Records provided>
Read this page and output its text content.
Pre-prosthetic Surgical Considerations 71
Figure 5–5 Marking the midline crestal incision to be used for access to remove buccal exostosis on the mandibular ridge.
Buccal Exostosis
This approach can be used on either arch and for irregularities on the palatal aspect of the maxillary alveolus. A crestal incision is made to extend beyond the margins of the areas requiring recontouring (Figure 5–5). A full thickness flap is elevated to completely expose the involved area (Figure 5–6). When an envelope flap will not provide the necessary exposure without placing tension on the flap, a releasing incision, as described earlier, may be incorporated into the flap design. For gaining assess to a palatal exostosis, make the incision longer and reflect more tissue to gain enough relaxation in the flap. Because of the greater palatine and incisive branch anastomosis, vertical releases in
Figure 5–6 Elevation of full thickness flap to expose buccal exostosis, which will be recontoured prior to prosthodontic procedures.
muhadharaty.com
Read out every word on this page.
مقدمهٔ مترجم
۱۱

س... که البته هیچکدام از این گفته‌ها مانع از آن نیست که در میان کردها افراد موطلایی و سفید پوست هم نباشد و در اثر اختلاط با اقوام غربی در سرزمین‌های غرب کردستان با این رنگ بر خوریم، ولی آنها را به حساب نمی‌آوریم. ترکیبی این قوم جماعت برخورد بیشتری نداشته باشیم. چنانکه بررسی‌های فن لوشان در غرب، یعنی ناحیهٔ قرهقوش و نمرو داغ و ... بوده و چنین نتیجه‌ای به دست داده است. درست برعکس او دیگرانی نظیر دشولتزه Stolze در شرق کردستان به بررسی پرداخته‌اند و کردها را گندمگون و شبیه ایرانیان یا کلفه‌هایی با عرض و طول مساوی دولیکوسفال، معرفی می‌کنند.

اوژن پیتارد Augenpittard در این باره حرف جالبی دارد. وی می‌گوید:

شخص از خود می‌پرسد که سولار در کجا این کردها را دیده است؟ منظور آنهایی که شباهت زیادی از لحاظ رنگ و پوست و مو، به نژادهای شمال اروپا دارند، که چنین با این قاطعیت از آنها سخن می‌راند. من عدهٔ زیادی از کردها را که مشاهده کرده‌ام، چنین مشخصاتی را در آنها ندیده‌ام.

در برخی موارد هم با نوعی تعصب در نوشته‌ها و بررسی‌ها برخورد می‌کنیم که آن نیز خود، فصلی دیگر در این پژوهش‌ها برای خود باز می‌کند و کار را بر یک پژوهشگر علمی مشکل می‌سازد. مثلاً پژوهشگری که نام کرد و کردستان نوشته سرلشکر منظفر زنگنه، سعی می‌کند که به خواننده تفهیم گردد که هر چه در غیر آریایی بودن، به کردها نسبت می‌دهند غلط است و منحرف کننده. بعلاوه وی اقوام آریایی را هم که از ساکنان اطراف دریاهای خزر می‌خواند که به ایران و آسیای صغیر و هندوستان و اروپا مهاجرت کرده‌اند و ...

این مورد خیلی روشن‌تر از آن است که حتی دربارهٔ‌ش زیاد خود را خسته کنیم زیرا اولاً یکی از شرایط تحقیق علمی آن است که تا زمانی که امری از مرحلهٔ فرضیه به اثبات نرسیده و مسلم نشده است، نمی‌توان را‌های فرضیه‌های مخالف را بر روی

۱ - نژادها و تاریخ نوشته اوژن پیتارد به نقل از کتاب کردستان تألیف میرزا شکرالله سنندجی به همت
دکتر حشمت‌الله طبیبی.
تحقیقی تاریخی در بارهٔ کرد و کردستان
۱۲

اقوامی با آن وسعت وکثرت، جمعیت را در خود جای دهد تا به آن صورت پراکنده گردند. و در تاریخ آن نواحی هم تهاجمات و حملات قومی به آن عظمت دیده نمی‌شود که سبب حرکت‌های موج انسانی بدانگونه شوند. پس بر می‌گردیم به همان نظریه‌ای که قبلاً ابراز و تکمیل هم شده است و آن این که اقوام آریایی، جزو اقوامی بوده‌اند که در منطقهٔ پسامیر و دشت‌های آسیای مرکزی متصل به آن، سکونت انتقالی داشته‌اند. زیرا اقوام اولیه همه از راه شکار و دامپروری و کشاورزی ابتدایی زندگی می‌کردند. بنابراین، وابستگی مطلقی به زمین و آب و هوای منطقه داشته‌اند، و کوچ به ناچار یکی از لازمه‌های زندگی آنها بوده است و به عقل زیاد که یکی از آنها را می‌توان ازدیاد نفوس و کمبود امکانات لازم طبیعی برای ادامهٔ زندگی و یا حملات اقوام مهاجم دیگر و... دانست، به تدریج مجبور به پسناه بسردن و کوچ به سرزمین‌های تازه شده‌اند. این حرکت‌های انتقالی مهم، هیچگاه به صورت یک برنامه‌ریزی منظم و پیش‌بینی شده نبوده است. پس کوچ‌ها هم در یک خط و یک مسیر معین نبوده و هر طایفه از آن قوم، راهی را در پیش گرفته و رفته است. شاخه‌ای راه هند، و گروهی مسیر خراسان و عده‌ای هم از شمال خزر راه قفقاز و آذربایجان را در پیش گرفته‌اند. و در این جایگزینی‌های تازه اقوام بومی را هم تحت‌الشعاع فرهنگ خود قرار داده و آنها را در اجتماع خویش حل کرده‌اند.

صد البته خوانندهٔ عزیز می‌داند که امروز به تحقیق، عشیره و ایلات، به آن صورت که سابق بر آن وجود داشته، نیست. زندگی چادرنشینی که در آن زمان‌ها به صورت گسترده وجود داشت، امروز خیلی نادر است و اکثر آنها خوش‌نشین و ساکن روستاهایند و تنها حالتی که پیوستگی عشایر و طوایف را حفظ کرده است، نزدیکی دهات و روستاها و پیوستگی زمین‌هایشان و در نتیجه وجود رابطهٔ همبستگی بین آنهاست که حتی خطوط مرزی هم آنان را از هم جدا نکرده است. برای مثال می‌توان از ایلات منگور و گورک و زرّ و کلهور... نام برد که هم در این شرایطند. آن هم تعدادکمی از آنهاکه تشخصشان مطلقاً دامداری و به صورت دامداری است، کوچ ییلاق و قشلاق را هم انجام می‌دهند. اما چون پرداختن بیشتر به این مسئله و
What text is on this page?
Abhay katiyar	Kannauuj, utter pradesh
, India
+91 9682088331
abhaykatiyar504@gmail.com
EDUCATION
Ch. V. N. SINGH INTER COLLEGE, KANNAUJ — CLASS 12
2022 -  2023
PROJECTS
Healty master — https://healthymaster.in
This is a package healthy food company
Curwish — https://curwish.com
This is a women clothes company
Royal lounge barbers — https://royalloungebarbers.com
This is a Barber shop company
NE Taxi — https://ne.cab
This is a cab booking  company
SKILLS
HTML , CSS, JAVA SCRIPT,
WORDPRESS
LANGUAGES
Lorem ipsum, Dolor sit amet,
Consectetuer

Given request>
Check each line of the entries above, and show every one holding the word "Read".

Answer in full>
Read this page and output its text content.
Read out every word on this page.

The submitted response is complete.